TASK PROMPT
Return exactly the span of lines that opens with the line containing "Extract all readable text from this page." and closes with the last line of the data, inclusive.

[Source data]
--- Start ---
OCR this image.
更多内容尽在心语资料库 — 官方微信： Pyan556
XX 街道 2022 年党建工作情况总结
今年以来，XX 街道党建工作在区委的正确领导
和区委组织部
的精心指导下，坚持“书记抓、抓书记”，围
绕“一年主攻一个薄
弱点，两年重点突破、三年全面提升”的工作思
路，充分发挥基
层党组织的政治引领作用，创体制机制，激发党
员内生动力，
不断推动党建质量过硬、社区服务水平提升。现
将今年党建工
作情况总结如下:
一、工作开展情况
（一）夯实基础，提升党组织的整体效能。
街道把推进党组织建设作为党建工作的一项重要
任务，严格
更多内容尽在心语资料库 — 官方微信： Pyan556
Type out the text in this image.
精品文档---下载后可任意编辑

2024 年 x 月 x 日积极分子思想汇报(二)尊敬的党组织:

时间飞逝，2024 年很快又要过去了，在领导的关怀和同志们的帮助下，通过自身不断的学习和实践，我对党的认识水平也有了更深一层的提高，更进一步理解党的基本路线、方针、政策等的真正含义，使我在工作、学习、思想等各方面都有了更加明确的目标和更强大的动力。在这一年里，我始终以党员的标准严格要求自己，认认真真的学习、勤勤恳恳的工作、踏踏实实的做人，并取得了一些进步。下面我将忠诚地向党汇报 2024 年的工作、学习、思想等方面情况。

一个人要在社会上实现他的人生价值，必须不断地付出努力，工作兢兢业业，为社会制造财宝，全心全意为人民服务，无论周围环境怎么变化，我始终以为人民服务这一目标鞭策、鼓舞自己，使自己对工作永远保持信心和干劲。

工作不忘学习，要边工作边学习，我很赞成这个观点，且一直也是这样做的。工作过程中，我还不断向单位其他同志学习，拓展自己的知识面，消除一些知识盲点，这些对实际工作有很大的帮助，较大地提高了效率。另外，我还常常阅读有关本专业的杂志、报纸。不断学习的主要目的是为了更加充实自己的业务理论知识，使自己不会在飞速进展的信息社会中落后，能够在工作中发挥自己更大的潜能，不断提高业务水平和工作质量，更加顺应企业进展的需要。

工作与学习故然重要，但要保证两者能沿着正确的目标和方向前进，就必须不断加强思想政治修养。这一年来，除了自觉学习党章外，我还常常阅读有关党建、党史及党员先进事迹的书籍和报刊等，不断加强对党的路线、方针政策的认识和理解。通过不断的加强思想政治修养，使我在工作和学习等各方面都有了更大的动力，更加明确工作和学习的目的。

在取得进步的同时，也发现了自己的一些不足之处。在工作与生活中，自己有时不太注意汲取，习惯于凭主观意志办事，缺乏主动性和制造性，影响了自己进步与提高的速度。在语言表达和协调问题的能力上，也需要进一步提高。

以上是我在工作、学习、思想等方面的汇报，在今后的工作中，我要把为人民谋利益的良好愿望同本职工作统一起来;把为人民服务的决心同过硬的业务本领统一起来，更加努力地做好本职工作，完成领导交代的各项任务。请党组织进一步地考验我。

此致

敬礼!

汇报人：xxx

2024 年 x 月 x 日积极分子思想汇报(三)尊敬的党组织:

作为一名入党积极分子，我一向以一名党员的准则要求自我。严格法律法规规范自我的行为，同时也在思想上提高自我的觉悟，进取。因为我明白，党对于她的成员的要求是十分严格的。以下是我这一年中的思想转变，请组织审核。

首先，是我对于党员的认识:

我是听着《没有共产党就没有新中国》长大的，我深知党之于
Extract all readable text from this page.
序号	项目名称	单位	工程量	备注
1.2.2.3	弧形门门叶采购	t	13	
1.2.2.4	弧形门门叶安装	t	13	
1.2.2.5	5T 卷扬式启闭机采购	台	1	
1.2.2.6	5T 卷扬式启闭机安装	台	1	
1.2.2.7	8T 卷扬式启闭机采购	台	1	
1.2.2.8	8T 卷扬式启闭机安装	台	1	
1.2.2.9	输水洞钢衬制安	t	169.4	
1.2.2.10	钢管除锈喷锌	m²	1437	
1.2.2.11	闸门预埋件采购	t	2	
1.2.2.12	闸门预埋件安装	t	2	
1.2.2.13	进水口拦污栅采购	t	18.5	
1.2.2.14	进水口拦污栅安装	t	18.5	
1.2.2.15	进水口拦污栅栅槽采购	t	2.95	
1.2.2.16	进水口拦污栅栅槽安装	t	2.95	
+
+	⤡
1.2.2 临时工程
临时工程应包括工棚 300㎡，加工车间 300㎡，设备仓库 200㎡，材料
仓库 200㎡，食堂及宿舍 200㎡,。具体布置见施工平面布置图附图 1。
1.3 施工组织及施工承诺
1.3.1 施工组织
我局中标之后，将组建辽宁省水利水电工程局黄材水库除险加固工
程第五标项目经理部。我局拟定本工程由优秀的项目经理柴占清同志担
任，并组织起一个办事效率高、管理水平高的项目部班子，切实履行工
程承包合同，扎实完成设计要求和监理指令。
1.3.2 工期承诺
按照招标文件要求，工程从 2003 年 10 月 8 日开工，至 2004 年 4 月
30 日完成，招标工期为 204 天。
--- End ---
OUTPUT FOR THIS EXERCISE
Extract all readable text from this page.
序号	项目名称	单位	工程量	备注
1.2.2.3	弧形门门叶采购	t	13	
1.2.2.4	弧形门门叶安装	t	13	
1.2.2.5	5T 卷扬式启闭机采购	台	1	
1.2.2.6	5T 卷扬式启闭机安装	台	1	
1.2.2.7	8T 卷扬式启闭机采购	台	1	
1.2.2.8	8T 卷扬式启闭机安装	台	1	
1.2.2.9	输水洞钢衬制安	t	169.4	
1.2.2.10	钢管除锈喷锌	m²	1437	
1.2.2.11	闸门预埋件采购	t	2	
1.2.2.12	闸门预埋件安装	t	2	
1.2.2.13	进水口拦污栅采购	t	18.5	
1.2.2.14	进水口拦污栅安装	t	18.5	
1.2.2.15	进水口拦污栅栅槽采购	t	2.95	
1.2.2.16	进水口拦污栅栅槽安装	t	2.95	
+
+	⤡
1.2.2 临时工程
临时工程应包括工棚 300㎡，加工车间 300㎡，设备仓库 200㎡，材料
仓库 200㎡，食堂及宿舍 200㎡,。具体布置见施工平面布置图附图 1。
1.3 施工组织及施工承诺
1.3.1 施工组织
我局中标之后，将组建辽宁省水利水电工程局黄材水库除险加固工
程第五标项目经理部。我局拟定本工程由优秀的项目经理柴占清同志担
任，并组织起一个办事效率高、管理水平高的项目部班子，切实履行工
程承包合同，扎实完成设计要求和监理指令。
1.3.2 工期承诺
按照招标文件要求，工程从 2003 年 10 月 8 日开工，至 2004 年 4 月
30 日完成，招标工期为 204 天。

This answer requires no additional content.